◆ WHAT IS NEEDED ◆
Across these entries, count the lines holding the string "Reduction"; the number is the whole answer.
Segment Open
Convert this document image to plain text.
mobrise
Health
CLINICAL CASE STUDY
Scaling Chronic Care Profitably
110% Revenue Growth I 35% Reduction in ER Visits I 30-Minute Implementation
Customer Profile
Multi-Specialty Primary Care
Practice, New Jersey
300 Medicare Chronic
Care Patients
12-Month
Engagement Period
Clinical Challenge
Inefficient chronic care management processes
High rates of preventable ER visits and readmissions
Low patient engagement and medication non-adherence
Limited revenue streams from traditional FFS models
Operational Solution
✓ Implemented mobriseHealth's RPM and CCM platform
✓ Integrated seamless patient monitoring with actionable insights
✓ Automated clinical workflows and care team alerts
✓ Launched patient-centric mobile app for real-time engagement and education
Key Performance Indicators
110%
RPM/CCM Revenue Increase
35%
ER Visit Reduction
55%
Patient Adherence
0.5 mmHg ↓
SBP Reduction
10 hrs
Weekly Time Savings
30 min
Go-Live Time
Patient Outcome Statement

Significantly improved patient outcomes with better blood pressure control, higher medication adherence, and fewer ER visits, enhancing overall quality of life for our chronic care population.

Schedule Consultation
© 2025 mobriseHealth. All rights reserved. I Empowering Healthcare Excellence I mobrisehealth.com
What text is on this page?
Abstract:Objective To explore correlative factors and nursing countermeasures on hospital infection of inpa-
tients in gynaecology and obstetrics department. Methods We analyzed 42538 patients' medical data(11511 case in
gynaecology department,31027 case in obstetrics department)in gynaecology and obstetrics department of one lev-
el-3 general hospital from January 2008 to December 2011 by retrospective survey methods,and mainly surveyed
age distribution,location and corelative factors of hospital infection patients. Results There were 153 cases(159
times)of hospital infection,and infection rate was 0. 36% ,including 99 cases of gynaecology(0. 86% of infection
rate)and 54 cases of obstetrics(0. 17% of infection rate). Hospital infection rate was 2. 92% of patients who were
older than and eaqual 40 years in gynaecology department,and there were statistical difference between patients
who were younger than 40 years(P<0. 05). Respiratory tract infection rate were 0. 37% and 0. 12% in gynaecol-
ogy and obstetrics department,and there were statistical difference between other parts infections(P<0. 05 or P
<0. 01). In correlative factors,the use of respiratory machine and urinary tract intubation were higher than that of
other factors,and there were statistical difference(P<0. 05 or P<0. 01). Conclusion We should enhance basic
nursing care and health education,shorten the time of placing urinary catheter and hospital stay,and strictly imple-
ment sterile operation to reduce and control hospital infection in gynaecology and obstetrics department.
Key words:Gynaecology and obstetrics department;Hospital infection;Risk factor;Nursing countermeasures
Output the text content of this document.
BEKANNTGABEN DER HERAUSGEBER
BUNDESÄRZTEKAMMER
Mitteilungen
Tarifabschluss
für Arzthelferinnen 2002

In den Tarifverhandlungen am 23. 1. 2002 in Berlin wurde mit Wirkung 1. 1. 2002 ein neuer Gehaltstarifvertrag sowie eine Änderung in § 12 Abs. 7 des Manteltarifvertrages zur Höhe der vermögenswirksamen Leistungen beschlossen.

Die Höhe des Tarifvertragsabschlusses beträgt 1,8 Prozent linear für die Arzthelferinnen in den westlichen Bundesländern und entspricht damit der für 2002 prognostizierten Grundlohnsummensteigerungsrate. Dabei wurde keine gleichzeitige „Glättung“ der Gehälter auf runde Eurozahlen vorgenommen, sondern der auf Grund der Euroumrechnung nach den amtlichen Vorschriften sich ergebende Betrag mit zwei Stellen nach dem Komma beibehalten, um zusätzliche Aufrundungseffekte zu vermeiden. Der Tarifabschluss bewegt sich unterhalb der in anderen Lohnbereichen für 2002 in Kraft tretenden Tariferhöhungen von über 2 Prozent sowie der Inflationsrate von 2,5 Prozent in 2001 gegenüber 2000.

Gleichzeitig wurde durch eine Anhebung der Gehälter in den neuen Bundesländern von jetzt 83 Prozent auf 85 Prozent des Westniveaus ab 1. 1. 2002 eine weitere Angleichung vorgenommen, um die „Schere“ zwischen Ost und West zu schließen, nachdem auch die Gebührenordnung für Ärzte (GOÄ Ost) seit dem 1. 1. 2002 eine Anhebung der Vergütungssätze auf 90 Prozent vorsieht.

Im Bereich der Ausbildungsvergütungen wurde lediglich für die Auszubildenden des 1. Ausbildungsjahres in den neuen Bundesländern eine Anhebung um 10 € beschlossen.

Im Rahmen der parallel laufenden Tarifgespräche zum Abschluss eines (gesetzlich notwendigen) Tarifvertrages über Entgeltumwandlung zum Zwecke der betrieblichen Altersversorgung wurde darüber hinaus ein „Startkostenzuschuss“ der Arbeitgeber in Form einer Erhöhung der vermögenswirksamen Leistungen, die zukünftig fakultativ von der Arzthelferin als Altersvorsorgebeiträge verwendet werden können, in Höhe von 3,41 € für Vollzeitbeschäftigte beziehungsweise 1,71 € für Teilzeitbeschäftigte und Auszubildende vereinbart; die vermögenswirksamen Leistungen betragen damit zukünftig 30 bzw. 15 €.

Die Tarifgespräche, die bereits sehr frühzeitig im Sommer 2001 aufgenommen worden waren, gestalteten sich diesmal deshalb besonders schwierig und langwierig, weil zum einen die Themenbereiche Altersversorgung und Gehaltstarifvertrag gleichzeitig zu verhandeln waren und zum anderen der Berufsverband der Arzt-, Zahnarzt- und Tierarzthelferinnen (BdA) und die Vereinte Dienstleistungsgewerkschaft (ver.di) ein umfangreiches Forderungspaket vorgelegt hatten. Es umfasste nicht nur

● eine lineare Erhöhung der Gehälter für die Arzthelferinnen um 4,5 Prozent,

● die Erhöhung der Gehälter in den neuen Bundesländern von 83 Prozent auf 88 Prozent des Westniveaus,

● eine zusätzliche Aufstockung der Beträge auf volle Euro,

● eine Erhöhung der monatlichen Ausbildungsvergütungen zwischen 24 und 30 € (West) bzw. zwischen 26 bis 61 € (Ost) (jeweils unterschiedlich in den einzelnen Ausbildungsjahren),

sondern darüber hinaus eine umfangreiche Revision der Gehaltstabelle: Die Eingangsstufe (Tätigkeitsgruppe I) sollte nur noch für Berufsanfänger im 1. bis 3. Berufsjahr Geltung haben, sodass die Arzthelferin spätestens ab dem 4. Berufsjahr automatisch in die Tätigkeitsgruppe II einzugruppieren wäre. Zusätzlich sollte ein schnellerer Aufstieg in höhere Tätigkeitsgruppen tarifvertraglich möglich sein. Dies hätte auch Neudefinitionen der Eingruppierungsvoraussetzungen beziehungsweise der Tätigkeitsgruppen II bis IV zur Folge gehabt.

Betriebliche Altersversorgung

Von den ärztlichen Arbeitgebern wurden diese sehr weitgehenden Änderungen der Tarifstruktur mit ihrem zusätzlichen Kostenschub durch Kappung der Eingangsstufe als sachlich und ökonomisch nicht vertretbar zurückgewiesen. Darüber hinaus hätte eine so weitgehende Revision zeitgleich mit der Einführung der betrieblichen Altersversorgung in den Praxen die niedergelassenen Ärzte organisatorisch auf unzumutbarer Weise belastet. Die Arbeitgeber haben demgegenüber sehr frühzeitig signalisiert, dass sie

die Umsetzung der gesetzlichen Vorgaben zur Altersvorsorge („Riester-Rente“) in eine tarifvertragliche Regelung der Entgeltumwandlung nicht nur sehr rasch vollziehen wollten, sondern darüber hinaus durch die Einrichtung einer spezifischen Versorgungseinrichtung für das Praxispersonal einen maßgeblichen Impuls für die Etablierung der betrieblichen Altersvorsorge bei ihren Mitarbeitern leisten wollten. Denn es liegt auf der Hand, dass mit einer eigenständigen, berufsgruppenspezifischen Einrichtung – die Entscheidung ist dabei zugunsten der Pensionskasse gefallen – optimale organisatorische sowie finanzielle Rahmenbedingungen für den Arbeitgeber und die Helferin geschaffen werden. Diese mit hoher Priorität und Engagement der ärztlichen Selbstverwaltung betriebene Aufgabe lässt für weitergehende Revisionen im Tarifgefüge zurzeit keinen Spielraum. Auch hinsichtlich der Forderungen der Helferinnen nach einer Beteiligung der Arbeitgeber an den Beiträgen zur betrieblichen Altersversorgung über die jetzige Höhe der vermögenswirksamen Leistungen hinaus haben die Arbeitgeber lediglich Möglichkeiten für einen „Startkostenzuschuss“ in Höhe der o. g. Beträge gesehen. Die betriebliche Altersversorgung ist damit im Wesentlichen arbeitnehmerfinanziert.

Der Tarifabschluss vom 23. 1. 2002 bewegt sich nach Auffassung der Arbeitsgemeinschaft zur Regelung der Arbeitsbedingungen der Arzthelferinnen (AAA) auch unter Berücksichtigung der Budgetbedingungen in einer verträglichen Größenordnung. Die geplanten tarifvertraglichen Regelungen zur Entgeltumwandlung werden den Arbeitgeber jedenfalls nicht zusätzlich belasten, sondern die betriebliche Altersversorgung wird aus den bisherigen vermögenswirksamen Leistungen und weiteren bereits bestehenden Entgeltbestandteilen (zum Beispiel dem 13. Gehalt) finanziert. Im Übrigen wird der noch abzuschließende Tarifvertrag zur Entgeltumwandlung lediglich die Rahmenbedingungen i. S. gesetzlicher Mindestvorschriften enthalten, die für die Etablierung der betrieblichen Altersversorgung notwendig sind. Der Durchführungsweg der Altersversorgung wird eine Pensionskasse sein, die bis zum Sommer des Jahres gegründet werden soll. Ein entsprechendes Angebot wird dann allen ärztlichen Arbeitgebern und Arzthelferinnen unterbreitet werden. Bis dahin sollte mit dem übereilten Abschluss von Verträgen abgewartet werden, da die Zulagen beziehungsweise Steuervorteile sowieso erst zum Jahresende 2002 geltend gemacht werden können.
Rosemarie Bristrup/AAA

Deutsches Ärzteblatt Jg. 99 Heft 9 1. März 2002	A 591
Segment Closed
◆ YOUR RESPONSE ◆
3